• **DATASET CONTENT**
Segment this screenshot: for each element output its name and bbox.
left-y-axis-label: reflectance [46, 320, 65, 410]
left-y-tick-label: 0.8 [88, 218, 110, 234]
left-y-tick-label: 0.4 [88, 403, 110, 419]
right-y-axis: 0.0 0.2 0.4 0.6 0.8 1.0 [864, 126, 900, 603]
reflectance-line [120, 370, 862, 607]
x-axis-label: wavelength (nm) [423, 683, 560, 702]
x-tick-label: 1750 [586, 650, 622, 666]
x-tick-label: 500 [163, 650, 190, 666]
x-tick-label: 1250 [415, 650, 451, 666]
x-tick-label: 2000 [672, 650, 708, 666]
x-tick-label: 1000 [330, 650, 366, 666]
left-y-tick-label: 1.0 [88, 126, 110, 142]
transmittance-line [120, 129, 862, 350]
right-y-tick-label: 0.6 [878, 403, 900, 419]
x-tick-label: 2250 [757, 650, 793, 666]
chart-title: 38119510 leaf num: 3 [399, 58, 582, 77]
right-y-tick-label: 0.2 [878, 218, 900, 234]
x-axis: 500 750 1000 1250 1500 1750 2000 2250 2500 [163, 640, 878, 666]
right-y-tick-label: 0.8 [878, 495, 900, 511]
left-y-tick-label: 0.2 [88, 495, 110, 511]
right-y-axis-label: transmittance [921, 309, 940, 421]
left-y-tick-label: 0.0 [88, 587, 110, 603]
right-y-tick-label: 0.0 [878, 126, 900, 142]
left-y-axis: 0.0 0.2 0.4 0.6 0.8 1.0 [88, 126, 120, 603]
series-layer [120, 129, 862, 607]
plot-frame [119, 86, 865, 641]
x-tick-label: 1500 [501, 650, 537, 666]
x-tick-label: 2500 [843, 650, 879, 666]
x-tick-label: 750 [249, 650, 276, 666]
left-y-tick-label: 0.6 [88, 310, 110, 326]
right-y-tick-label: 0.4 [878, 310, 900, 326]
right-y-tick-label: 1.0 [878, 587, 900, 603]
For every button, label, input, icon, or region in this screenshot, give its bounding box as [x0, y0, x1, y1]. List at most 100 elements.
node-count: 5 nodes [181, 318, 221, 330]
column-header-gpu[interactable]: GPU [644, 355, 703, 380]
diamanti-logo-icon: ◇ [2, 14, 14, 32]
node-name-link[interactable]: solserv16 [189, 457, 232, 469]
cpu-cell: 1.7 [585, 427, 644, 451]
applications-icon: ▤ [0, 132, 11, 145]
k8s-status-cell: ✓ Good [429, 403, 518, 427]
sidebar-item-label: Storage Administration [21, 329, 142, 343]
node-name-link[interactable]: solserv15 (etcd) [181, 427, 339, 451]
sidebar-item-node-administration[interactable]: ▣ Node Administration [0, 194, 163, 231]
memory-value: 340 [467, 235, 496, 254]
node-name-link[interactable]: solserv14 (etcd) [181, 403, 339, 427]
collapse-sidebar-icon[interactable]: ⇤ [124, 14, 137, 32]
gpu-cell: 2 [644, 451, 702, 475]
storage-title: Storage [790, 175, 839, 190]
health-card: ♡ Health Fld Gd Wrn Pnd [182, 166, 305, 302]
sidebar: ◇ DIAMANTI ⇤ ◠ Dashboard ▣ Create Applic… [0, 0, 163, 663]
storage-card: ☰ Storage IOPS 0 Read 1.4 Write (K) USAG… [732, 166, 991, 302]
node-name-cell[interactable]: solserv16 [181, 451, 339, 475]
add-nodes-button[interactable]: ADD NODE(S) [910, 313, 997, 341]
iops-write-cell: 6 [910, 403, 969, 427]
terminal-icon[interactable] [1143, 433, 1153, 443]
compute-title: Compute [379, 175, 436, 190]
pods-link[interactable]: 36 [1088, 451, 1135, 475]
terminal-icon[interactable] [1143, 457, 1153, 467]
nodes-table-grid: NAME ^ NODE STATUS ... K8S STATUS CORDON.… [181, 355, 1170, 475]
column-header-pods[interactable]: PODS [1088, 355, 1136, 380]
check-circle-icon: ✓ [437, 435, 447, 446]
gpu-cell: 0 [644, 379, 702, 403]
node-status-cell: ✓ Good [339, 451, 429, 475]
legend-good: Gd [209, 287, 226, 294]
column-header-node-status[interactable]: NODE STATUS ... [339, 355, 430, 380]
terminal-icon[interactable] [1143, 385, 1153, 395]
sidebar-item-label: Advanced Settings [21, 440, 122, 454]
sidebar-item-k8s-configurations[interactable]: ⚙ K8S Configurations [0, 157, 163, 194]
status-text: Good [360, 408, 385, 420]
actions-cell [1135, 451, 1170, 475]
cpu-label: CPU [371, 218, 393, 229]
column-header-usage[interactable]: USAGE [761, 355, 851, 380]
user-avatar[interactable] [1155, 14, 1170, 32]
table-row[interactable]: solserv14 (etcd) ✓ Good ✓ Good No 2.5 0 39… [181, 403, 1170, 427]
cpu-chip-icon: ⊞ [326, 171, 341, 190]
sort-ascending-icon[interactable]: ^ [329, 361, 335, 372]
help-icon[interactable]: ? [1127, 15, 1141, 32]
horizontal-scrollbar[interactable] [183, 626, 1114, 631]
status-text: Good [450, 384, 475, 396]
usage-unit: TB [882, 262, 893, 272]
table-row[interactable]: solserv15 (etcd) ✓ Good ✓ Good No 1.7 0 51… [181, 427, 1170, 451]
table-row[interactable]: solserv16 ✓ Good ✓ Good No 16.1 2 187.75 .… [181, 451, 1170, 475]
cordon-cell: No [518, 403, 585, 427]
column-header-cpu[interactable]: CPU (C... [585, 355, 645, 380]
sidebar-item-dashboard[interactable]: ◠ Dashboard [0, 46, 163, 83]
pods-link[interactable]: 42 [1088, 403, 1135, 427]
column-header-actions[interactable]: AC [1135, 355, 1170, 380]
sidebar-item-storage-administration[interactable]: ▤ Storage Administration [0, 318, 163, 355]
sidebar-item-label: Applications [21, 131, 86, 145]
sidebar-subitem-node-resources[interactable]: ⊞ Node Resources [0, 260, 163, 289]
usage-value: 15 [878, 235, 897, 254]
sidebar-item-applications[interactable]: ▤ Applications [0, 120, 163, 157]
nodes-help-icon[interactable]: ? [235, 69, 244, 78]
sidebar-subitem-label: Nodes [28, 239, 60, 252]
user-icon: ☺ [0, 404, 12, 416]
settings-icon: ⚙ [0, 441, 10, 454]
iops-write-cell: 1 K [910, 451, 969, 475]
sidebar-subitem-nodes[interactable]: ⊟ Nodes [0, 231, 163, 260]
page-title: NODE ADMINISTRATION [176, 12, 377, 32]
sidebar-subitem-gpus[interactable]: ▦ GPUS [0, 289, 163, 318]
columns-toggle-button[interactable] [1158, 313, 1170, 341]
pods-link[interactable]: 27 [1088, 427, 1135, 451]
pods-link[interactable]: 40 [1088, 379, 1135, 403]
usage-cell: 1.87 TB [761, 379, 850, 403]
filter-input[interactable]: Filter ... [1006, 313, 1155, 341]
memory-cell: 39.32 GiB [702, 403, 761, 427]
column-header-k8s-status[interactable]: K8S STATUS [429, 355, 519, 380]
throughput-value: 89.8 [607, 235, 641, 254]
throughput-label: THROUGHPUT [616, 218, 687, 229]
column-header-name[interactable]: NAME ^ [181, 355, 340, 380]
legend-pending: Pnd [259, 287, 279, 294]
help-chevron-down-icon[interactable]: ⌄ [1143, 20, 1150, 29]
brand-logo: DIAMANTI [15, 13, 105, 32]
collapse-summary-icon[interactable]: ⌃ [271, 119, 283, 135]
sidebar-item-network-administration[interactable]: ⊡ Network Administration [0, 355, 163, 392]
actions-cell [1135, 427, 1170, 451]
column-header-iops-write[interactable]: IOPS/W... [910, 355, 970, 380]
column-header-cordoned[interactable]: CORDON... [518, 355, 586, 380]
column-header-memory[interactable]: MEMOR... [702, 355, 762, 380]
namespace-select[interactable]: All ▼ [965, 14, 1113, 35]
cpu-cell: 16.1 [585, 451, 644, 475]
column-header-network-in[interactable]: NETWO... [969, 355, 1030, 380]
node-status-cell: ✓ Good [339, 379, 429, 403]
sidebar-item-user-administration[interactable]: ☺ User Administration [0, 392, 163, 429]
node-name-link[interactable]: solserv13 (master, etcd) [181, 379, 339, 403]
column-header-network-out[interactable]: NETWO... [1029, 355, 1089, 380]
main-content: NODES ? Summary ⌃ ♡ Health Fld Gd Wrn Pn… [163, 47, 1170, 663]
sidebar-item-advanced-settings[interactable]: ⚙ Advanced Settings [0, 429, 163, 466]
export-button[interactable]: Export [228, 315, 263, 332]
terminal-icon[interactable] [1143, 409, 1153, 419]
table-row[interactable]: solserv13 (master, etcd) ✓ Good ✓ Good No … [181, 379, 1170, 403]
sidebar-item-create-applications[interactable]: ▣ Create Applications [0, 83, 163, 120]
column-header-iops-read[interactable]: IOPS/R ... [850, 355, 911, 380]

• **WHAT IS ASKED**
Please copy the data above word for word, from its first line through the line containing "right-y-tick-label: 0.0 [878, 126, 900, 142]", both ends included.

• **CORRECT OUTPUT**
Segment this screenshot: for each element output its name and bbox.
left-y-axis-label: reflectance [46, 320, 65, 410]
left-y-tick-label: 0.8 [88, 218, 110, 234]
left-y-tick-label: 0.4 [88, 403, 110, 419]
right-y-axis: 0.0 0.2 0.4 0.6 0.8 1.0 [864, 126, 900, 603]
reflectance-line [120, 370, 862, 607]
x-axis-label: wavelength (nm) [423, 683, 560, 702]
x-tick-label: 1750 [586, 650, 622, 666]
x-tick-label: 500 [163, 650, 190, 666]
x-tick-label: 1250 [415, 650, 451, 666]
x-tick-label: 2000 [672, 650, 708, 666]
x-tick-label: 1000 [330, 650, 366, 666]
left-y-tick-label: 1.0 [88, 126, 110, 142]
transmittance-line [120, 129, 862, 350]
right-y-tick-label: 0.6 [878, 403, 900, 419]
x-tick-label: 2250 [757, 650, 793, 666]
chart-title: 38119510 leaf num: 3 [399, 58, 582, 77]
right-y-tick-label: 0.2 [878, 218, 900, 234]
x-axis: 500 750 1000 1250 1500 1750 2000 2250 2500 [163, 640, 878, 666]
right-y-tick-label: 0.8 [878, 495, 900, 511]
left-y-tick-label: 0.2 [88, 495, 110, 511]
right-y-axis-label: transmittance [921, 309, 940, 421]
left-y-tick-label: 0.0 [88, 587, 110, 603]
right-y-tick-label: 0.0 [878, 126, 900, 142]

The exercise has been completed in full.